╭──

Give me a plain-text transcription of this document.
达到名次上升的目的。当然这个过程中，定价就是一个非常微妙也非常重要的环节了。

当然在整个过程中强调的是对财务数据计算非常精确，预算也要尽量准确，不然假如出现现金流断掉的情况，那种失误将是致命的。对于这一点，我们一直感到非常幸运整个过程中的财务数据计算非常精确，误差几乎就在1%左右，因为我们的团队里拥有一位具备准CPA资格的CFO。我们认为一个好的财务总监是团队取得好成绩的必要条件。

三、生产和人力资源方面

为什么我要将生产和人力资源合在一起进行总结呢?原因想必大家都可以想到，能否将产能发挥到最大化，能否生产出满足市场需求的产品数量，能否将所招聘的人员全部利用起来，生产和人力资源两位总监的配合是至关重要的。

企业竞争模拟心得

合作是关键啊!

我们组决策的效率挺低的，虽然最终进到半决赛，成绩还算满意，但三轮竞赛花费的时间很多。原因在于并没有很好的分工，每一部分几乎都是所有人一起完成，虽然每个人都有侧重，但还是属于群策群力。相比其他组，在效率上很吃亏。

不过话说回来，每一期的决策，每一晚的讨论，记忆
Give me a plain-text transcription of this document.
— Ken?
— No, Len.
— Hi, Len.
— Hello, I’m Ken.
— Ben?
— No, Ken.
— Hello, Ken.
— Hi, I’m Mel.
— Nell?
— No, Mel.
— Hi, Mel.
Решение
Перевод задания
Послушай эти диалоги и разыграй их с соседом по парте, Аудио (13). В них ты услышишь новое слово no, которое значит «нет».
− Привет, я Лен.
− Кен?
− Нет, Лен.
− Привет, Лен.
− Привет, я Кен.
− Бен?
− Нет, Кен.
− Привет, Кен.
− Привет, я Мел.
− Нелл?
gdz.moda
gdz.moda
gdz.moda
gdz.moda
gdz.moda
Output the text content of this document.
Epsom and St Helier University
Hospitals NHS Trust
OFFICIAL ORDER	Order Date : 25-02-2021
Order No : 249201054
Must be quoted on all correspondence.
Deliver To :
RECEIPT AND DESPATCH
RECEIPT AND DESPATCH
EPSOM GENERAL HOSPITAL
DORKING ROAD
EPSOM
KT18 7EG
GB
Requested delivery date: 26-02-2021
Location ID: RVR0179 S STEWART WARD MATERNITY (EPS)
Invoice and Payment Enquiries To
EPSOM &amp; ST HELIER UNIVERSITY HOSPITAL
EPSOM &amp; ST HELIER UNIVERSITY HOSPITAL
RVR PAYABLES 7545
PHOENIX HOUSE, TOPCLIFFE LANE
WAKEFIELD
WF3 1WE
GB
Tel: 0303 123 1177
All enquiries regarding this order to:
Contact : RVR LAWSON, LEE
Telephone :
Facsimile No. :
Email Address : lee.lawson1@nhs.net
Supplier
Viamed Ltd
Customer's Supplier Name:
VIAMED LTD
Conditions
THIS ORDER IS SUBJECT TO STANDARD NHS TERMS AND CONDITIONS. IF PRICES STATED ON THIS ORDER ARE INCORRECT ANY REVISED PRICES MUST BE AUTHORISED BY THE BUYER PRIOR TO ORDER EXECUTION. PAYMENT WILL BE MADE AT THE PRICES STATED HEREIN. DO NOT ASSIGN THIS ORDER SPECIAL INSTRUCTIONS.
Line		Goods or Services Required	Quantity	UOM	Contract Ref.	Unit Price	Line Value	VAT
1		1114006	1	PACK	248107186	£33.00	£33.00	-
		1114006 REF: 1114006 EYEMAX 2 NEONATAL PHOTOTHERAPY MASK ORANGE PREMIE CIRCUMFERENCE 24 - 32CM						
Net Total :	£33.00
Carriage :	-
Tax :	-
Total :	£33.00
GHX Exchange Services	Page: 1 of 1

╰──

WORK TO COMPLETE -> Give the records above again, word for word.

EXERCISE ANSWER ->
Give me a plain-text transcription of this document.
达到名次上升的目的。当然这个过程中，定价就是一个非常微妙也非常重要的环节了。

当然在整个过程中强调的是对财务数据计算非常精确，预算也要尽量准确，不然假如出现现金流断掉的情况，那种失误将是致命的。对于这一点，我们一直感到非常幸运整个过程中的财务数据计算非常精确，误差几乎就在1%左右，因为我们的团队里拥有一位具备准CPA资格的CFO。我们认为一个好的财务总监是团队取得好成绩的必要条件。

三、生产和人力资源方面

为什么我要将生产和人力资源合在一起进行总结呢?原因想必大家都可以想到，能否将产能发挥到最大化，能否生产出满足市场需求的产品数量，能否将所招聘的人员全部利用起来，生产和人力资源两位总监的配合是至关重要的。

企业竞争模拟心得

合作是关键啊!

我们组决策的效率挺低的，虽然最终进到半决赛，成绩还算满意，但三轮竞赛花费的时间很多。原因在于并没有很好的分工，每一部分几乎都是所有人一起完成，虽然每个人都有侧重，但还是属于群策群力。相比其他组，在效率上很吃亏。

不过话说回来，每一期的决策，每一晚的讨论，记忆
Give me a plain-text transcription of this document.
— Ken?
— No, Len.
— Hi, Len.
— Hello, I’m Ken.
— Ben?
— No, Ken.
— Hello, Ken.
— Hi, I’m Mel.
— Nell?
— No, Mel.
— Hi, Mel.
Решение
Перевод задания
Послушай эти диалоги и разыграй их с соседом по парте, Аудио (13). В них ты услышишь новое слово no, которое значит «нет».
− Привет, я Лен.
− Кен?
− Нет, Лен.
− Привет, Лен.
− Привет, я Кен.
− Бен?
− Нет, Кен.
− Привет, Кен.
− Привет, я Мел.
− Нелл?
gdz.moda
gdz.moda
gdz.moda
gdz.moda
gdz.moda
Output the text content of this document.
Epsom and St Helier University
Hospitals NHS Trust
OFFICIAL ORDER	Order Date : 25-02-2021
Order No : 249201054
Must be quoted on all correspondence.
Deliver To :
RECEIPT AND DESPATCH
RECEIPT AND DESPATCH
EPSOM GENERAL HOSPITAL
DORKING ROAD
EPSOM
KT18 7EG
GB
Requested delivery date: 26-02-2021
Location ID: RVR0179 S STEWART WARD MATERNITY (EPS)
Invoice and Payment Enquiries To
EPSOM &amp; ST HELIER UNIVERSITY HOSPITAL
EPSOM &amp; ST HELIER UNIVERSITY HOSPITAL
RVR PAYABLES 7545
PHOENIX HOUSE, TOPCLIFFE LANE
WAKEFIELD
WF3 1WE
GB
Tel: 0303 123 1177
All enquiries regarding this order to:
Contact : RVR LAWSON, LEE
Telephone :
Facsimile No. :
Email Address : lee.lawson1@nhs.net
Supplier
Viamed Ltd
Customer's Supplier Name:
VIAMED LTD
Conditions
THIS ORDER IS SUBJECT TO STANDARD NHS TERMS AND CONDITIONS. IF PRICES STATED ON THIS ORDER ARE INCORRECT ANY REVISED PRICES MUST BE AUTHORISED BY THE BUYER PRIOR TO ORDER EXECUTION. PAYMENT WILL BE MADE AT THE PRICES STATED HEREIN. DO NOT ASSIGN THIS ORDER SPECIAL INSTRUCTIONS.
Line		Goods or Services Required	Quantity	UOM	Contract Ref.	Unit Price	Line Value	VAT
1		1114006	1	PACK	248107186	£33.00	£33.00	-
		1114006 REF: 1114006 EYEMAX 2 NEONATAL PHOTOTHERAPY MASK ORANGE PREMIE CIRCUMFERENCE 24 - 32CM						
Net Total :	£33.00
Carriage :	-
Tax :	-
Total :	£33.00
GHX Exchange Services	Page: 1 of 1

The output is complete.